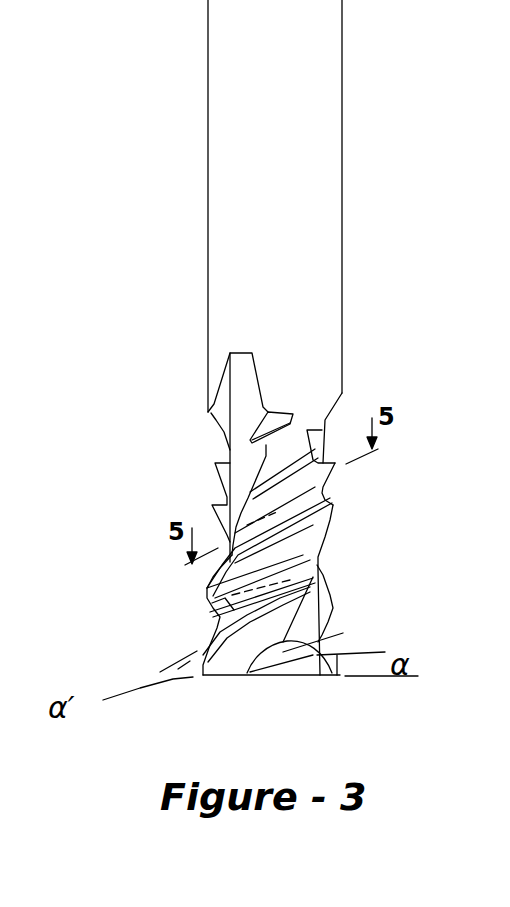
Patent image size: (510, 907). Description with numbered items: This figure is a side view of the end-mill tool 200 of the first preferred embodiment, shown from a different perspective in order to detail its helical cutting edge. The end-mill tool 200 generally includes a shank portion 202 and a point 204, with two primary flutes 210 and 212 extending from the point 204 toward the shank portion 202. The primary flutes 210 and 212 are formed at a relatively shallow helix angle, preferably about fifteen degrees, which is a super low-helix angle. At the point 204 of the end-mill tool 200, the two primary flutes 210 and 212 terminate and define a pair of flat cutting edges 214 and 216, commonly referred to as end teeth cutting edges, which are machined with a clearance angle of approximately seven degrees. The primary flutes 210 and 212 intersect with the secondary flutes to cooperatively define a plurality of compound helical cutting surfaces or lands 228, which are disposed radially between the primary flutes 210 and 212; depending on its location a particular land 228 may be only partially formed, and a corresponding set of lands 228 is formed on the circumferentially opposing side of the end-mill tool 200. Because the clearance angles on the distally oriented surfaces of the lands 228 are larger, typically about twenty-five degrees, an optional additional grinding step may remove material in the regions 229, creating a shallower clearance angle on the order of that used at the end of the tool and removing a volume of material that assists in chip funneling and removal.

The end-mill tool 200 is at (158, 70).
The shank portion 202 is at (212, 181).
The point 204 is at (295, 688).
The primary flute 210 is at (242, 393).
The primary flute 212 is at (307, 633).
The flat cutting edge 214 is at (332, 680).
The flat cutting edge 216 is at (212, 676).
The compound helical cutting surfaces or lands 228 is at (287, 712).
The regions 229 is at (161, 621).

○ ○ ○ ○ ○ ○ ○

## Task objective
Present every line of the records above as a Markdown table with the columns Row and Line, numbering the rows and omitting blank lines. Leave the pictures out of your table.

## Finished answer
| Row | Line |
|---|---|
| 1 | Patent image size: (510, 907). Description with numbered items: This figure is a side view of the end-mill tool 200 of the first preferred embodiment, shown from a different perspective in order to detail its helical cutting edge. The end-mill tool 200 generally includes a shank portion 202 and a point 204, with two primary flutes 210 and 212 extending from the point 204 toward the shank portion 202. The primary flutes 210 and 212 are formed at a relatively shallow helix angle, preferably about fifteen degrees, which is a super low-helix angle. At the point 204 of the end-mill tool 200, the two primary flutes 210 and 212 terminate and define a pair of flat cutting edges 214 and 216, commonly referred to as end teeth cutting edges, which are machined with a clearance angle of approximately seven degrees. The primary flutes 210 and 212 intersect with the secondary flutes to cooperatively define a plurality of compound helical cutting surfaces or lands 228, which are disposed radially between the primary flutes 210 and 212; depending on its location a particular land 228 may be only partially formed, and a corresponding set of lands 228 is formed on the circumferentially opposing side of the end-mill tool 200. Because the clearance angles on the distally oriented surfaces of the lands 228 are larger, typically about twenty-five degrees, an optional additional grinding step may remove material in the regions 229, creating a shallower clearance angle on the order of that used at the end of the tool and removing a volume of material that assists in chip funneling and removal. |
| 2 | The end-mill tool 200 is at (158, 70). |
| 3 | The shank portion 202 is at (212, 181). |
| 4 | The point 204 is at (295, 688). |
| 5 | The primary flute 210 is at (242, 393). |
| 6 | The primary flute 212 is at (307, 633). |
| 7 | The flat cutting edge 214 is at (332, 680). |
| 8 | The flat cutting edge 216 is at (212, 676). |
| 9 | The compound helical cutting surfaces or lands 228 is at (287, 712). |
| 10 | The regions 229 is at (161, 621). |